**GIVEN RECORDS:**
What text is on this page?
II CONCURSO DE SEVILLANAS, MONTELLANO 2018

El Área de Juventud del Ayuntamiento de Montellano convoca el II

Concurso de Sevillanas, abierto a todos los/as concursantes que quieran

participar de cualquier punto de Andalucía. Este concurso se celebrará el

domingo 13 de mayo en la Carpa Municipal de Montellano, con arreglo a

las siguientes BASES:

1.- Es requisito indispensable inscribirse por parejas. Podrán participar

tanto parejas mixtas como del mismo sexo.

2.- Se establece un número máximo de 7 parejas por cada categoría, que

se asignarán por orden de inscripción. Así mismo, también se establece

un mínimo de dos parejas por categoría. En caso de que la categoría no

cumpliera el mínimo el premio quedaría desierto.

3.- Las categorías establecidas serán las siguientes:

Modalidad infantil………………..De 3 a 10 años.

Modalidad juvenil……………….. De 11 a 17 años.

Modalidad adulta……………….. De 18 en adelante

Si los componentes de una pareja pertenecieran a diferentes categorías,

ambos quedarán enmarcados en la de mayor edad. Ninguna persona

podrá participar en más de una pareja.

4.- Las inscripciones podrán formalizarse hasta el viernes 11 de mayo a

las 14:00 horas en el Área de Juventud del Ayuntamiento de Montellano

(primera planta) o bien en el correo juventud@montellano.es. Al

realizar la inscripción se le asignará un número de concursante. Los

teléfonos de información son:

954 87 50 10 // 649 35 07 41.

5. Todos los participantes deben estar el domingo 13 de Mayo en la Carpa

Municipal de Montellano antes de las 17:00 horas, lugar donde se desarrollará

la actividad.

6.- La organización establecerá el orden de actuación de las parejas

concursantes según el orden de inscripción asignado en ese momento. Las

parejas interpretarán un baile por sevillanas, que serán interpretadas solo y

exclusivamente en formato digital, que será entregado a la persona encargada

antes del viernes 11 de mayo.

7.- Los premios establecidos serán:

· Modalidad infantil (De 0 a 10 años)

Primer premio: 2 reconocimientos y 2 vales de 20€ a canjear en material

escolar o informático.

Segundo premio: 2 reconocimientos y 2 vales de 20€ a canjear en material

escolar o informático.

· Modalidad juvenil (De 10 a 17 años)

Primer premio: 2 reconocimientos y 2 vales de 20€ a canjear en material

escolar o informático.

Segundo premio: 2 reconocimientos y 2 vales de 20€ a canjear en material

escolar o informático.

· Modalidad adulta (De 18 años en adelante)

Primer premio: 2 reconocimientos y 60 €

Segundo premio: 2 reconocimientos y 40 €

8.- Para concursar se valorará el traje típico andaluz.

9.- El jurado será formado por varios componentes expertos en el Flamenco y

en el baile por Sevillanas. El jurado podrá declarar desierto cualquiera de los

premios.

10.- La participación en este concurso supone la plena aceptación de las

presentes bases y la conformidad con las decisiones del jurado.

**TASK TO CARRY OUT:**
Where a line holds the string "adulta", copy that line.

**FULL ANSWER:**
Modalidad adulta……………….. De 18 en adelante
· Modalidad adulta (De 18 años en adelante)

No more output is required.